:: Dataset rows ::
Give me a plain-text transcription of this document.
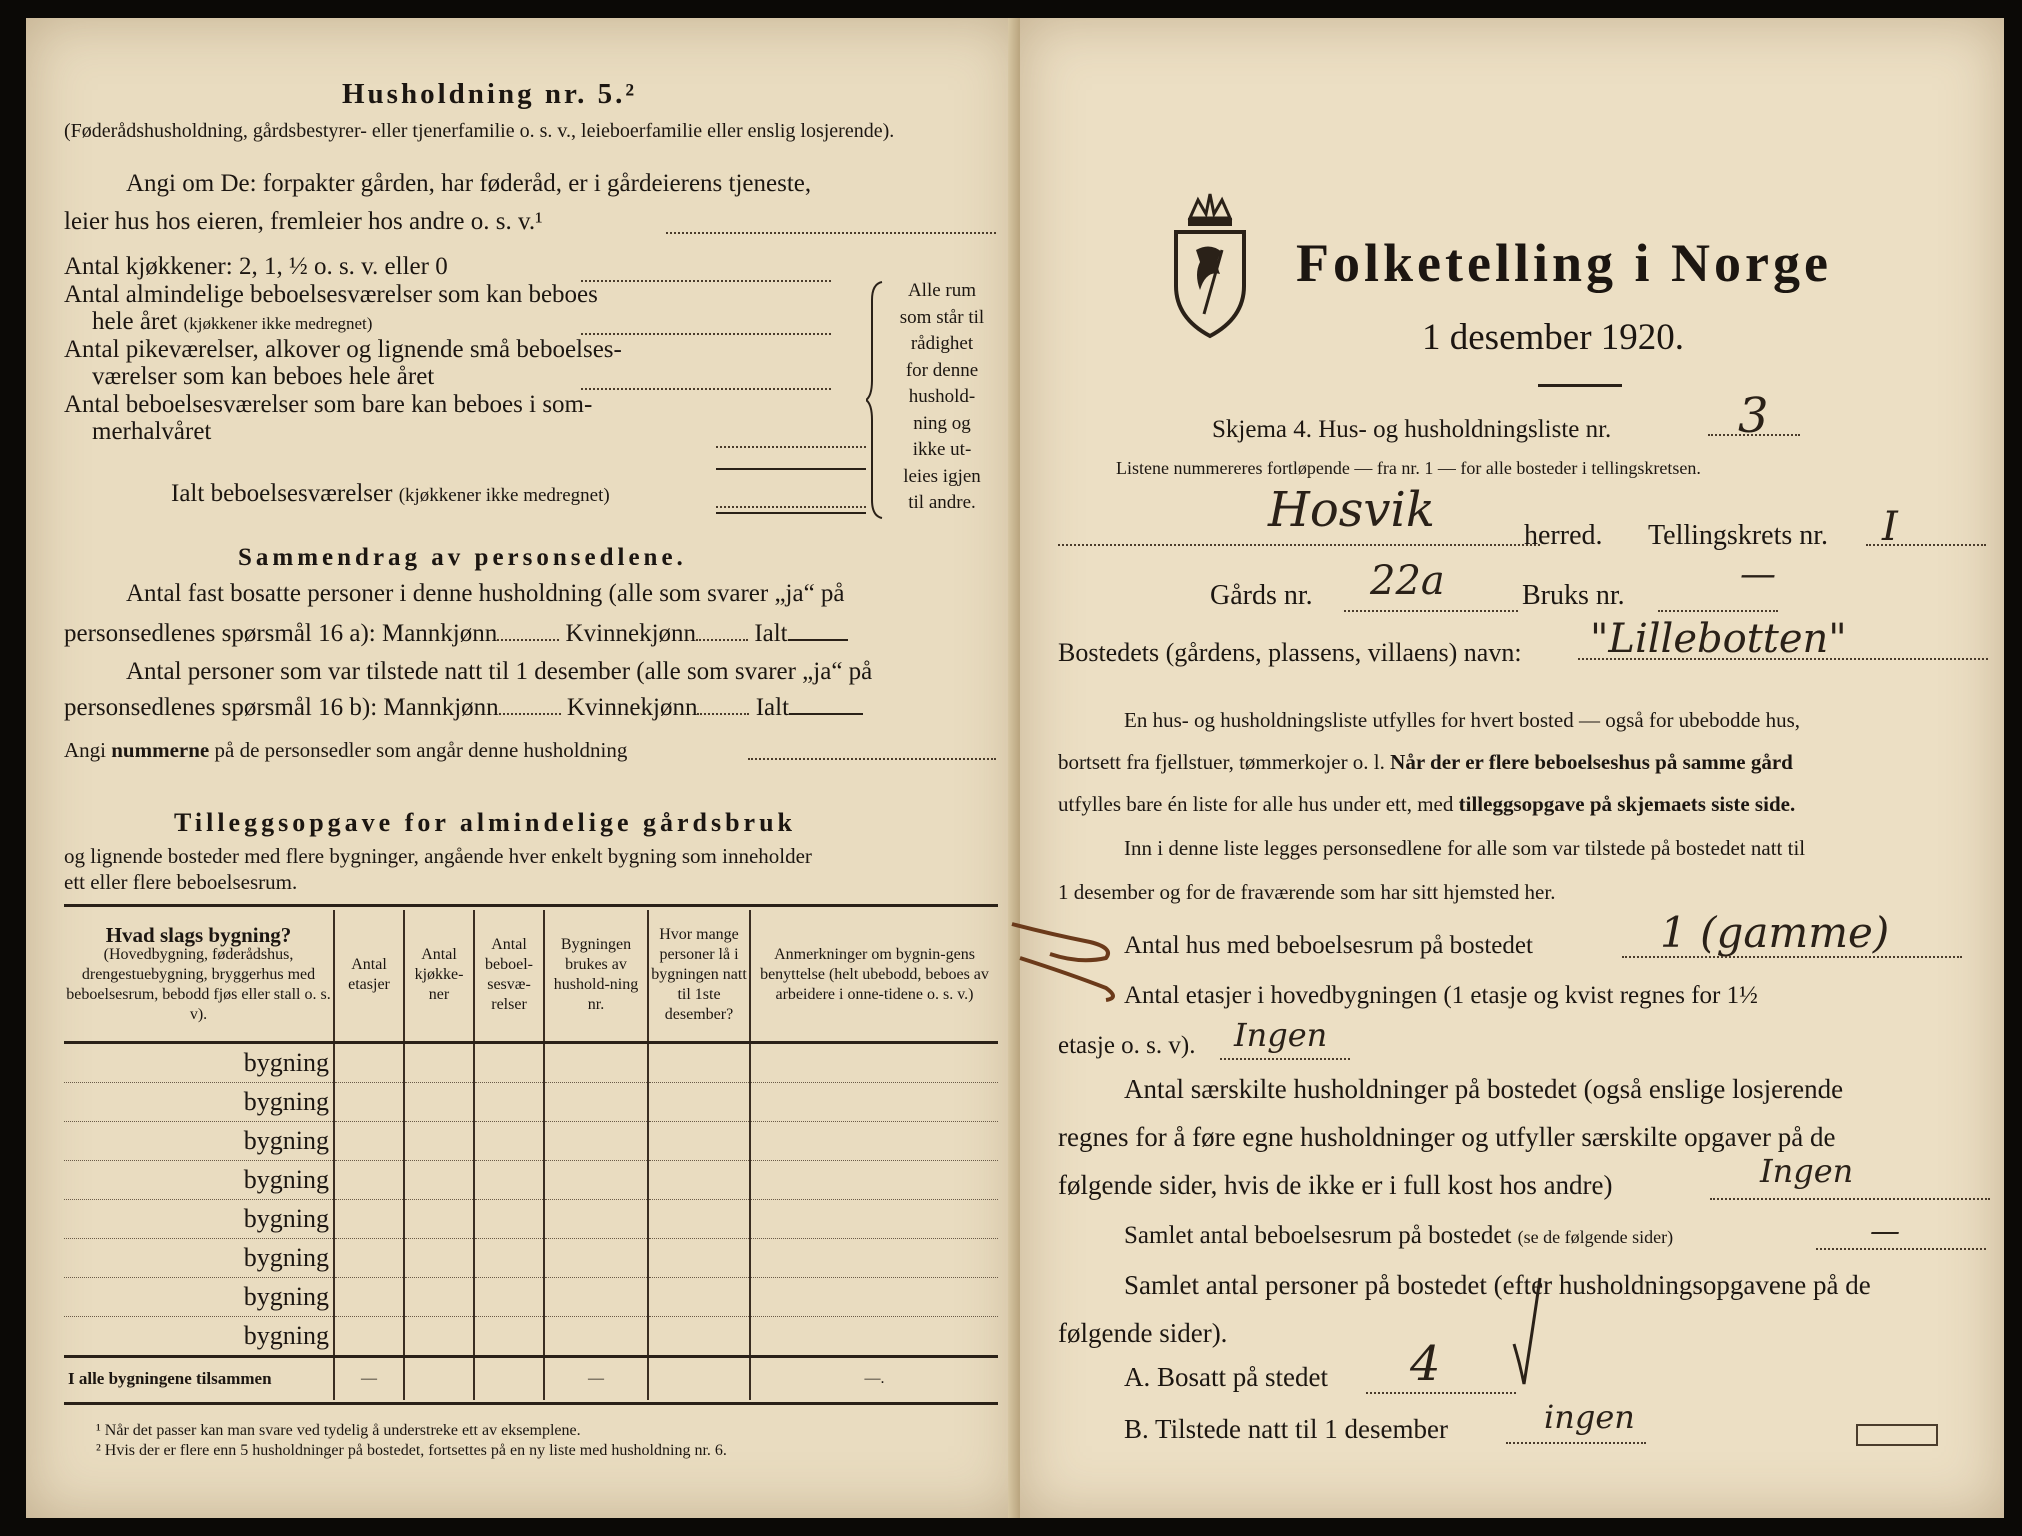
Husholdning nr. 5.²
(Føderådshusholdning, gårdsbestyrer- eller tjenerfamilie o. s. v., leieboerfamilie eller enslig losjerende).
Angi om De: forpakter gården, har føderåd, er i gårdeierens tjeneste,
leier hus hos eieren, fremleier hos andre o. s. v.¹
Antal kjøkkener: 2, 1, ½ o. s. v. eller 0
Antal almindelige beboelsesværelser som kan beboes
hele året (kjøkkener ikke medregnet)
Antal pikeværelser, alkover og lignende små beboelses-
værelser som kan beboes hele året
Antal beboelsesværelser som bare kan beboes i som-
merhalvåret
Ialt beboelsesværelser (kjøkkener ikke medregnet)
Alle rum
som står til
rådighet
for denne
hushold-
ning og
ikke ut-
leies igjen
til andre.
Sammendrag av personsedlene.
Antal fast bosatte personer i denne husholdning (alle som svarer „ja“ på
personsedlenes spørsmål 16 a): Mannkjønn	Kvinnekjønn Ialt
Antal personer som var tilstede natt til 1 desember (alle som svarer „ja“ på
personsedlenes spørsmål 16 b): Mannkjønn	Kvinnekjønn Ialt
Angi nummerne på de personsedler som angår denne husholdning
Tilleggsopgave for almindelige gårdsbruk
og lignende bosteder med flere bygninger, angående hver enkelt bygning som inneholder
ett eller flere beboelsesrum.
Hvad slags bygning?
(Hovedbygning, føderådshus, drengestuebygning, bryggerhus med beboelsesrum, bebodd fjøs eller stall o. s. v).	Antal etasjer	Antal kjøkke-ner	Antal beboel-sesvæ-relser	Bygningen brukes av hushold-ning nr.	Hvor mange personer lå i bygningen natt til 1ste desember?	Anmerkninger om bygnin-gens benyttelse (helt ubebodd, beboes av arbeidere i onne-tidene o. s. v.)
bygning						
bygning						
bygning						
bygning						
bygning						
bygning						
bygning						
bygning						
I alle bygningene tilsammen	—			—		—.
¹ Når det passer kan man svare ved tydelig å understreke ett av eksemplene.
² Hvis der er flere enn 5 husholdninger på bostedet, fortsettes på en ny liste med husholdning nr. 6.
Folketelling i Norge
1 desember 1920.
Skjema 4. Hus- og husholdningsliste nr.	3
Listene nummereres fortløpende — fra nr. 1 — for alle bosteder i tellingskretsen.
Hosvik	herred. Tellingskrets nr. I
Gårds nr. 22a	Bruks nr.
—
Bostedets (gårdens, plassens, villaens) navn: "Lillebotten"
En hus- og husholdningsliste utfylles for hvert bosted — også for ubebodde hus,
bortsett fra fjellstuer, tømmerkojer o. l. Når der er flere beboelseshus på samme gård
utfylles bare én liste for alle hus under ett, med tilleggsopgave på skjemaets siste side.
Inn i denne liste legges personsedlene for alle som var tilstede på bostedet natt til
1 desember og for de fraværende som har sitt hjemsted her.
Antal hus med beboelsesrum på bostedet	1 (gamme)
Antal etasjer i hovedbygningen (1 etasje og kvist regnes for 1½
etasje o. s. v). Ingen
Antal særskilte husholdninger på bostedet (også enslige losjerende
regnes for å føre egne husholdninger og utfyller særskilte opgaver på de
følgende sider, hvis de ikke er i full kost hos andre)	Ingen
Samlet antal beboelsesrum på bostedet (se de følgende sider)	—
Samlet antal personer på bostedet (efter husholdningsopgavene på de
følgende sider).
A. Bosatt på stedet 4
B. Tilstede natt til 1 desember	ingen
* * *
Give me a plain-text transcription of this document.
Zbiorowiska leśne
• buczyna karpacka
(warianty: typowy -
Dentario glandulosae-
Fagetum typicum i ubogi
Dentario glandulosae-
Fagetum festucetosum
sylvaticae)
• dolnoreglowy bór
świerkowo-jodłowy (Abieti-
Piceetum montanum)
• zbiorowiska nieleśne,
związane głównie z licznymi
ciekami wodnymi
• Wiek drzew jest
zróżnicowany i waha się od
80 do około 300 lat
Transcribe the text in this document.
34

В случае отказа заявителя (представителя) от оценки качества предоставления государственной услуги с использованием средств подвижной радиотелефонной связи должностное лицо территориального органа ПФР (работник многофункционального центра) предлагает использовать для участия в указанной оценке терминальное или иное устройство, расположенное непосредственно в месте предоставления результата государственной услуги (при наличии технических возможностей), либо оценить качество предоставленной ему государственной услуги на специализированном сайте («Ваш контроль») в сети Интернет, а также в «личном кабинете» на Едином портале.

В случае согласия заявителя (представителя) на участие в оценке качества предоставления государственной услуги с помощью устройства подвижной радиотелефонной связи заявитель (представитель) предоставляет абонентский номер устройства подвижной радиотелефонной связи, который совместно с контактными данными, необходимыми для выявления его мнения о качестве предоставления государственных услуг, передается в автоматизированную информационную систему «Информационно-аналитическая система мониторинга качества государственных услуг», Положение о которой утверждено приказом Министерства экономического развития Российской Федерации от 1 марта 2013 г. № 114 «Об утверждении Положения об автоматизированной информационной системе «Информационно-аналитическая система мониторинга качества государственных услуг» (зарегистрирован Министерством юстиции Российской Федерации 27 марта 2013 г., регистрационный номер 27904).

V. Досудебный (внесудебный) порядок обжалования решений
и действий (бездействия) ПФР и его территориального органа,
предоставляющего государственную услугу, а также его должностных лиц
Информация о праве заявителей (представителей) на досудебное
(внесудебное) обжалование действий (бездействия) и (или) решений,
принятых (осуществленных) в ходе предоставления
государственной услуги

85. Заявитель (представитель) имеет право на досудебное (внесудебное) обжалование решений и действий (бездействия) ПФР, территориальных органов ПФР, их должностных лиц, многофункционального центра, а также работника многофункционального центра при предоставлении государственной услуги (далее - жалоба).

:: Task description ::
Identify lines with the string "Fagetum". Copy each one.

:: Written response ::
Fagetum typicum i ubogi
Fagetum festucetosum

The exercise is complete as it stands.